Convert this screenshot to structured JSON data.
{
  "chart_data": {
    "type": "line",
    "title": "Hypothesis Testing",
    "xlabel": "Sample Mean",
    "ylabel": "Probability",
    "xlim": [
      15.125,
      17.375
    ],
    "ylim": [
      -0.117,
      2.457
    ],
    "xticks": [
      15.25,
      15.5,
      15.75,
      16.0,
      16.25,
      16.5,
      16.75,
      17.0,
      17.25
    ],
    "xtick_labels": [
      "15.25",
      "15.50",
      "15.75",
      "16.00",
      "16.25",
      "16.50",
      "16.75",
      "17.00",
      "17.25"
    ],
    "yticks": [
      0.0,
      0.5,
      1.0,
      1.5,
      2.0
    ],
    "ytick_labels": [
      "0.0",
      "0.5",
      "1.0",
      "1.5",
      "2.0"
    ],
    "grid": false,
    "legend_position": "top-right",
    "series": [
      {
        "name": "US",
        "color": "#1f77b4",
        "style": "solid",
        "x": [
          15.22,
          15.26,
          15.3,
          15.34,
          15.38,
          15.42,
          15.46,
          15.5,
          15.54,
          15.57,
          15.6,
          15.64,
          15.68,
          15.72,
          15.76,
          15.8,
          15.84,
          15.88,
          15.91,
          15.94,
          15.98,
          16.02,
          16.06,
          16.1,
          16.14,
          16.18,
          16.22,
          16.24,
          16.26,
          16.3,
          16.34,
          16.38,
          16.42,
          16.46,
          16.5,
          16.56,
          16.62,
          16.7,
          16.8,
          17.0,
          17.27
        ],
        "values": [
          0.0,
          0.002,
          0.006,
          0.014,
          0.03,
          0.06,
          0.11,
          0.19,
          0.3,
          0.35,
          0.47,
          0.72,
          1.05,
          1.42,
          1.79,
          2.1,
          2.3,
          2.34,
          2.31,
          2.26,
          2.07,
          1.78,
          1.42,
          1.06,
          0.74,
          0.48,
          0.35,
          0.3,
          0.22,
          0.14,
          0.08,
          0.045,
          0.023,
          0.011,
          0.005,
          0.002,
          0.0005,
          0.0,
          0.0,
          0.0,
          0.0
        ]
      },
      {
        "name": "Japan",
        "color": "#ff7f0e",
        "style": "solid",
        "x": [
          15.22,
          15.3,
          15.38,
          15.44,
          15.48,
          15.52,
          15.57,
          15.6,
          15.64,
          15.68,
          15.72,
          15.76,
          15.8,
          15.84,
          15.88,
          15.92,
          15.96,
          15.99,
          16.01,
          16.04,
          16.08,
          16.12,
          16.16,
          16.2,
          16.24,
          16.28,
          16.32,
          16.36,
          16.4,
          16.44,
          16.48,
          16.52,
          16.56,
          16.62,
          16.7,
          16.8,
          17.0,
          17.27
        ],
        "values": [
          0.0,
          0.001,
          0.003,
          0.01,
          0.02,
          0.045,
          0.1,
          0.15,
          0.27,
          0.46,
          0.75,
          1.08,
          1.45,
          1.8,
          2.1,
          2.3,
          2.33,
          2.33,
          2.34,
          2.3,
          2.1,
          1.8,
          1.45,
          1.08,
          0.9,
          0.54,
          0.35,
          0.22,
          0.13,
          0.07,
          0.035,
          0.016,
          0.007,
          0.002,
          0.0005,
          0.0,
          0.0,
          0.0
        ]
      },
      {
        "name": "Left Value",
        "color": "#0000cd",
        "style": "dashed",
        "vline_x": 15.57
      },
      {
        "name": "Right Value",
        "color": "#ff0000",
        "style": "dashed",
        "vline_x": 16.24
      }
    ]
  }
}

Task objective => Using the data above, return each line exactly as written.

Response to this exercise =>
Convert this screenshot to structured JSON data.
{
  "chart_data": {
    "type": "line",
    "title": "Hypothesis Testing",
    "xlabel": "Sample Mean",
    "ylabel": "Probability",
    "xlim": [
      15.125,
      17.375
    ],
    "ylim": [
      -0.117,
      2.457
    ],
    "xticks": [
      15.25,
      15.5,
      15.75,
      16.0,
      16.25,
      16.5,
      16.75,
      17.0,
      17.25
    ],
    "xtick_labels": [
      "15.25",
      "15.50",
      "15.75",
      "16.00",
      "16.25",
      "16.50",
      "16.75",
      "17.00",
      "17.25"
    ],
    "yticks": [
      0.0,
      0.5,
      1.0,
      1.5,
      2.0
    ],
    "ytick_labels": [
      "0.0",
      "0.5",
      "1.0",
      "1.5",
      "2.0"
    ],
    "grid": false,
    "legend_position": "top-right",
    "series": [
      {
        "name": "US",
        "color": "#1f77b4",
        "style": "solid",
        "x": [
          15.22,
          15.26,
          15.3,
          15.34,
          15.38,
          15.42,
          15.46,
          15.5,
          15.54,
          15.57,
          15.6,
          15.64,
          15.68,
          15.72,
          15.76,
          15.8,
          15.84,
          15.88,
          15.91,
          15.94,
          15.98,
          16.02,
          16.06,
          16.1,
          16.14,
          16.18,
          16.22,
          16.24,
          16.26,
          16.3,
          16.34,
          16.38,
          16.42,
          16.46,
          16.5,
          16.56,
          16.62,
          16.7,
          16.8,
          17.0,
          17.27
        ],
        "values": [
          0.0,
          0.002,
          0.006,
          0.014,
          0.03,
          0.06,
          0.11,
          0.19,
          0.3,
          0.35,
          0.47,
          0.72,
          1.05,
          1.42,
          1.79,
          2.1,
          2.3,
          2.34,
          2.31,
          2.26,
          2.07,
          1.78,
          1.42,
          1.06,
          0.74,
          0.48,
          0.35,
          0.3,
          0.22,
          0.14,
          0.08,
          0.045,
          0.023,
          0.011,
          0.005,
          0.002,
          0.0005,
          0.0,
          0.0,
          0.0,
          0.0
        ]
      },
      {
        "name": "Japan",
        "color": "#ff7f0e",
        "style": "solid",
        "x": [
          15.22,
          15.3,
          15.38,
          15.44,
          15.48,
          15.52,
          15.57,
          15.6,
          15.64,
          15.68,
          15.72,
          15.76,
          15.8,
          15.84,
          15.88,
          15.92,
          15.96,
          15.99,
          16.01,
          16.04,
          16.08,
          16.12,
          16.16,
          16.2,
          16.24,
          16.28,
          16.32,
          16.36,
          16.4,
          16.44,
          16.48,
          16.52,
          16.56,
          16.62,
          16.7,
          16.8,
          17.0,
          17.27
        ],
        "values": [
          0.0,
          0.001,
          0.003,
          0.01,
          0.02,
          0.045,
          0.1,
          0.15,
          0.27,
          0.46,
          0.75,
          1.08,
          1.45,
          1.8,
          2.1,
          2.3,
          2.33,
          2.33,
          2.34,
          2.3,
          2.1,
          1.8,
          1.45,
          1.08,
          0.9,
          0.54,
          0.35,
          0.22,
          0.13,
          0.07,
          0.035,
          0.016,
          0.007,
          0.002,
          0.0005,
          0.0,
          0.0,
          0.0
        ]
      },
      {
        "name": "Left Value",
        "color": "#0000cd",
        "style": "dashed",
        "vline_x": 15.57
      },
      {
        "name": "Right Value",
        "color": "#ff0000",
        "style": "dashed",
        "vline_x": 16.24
      }
    ]
  }
}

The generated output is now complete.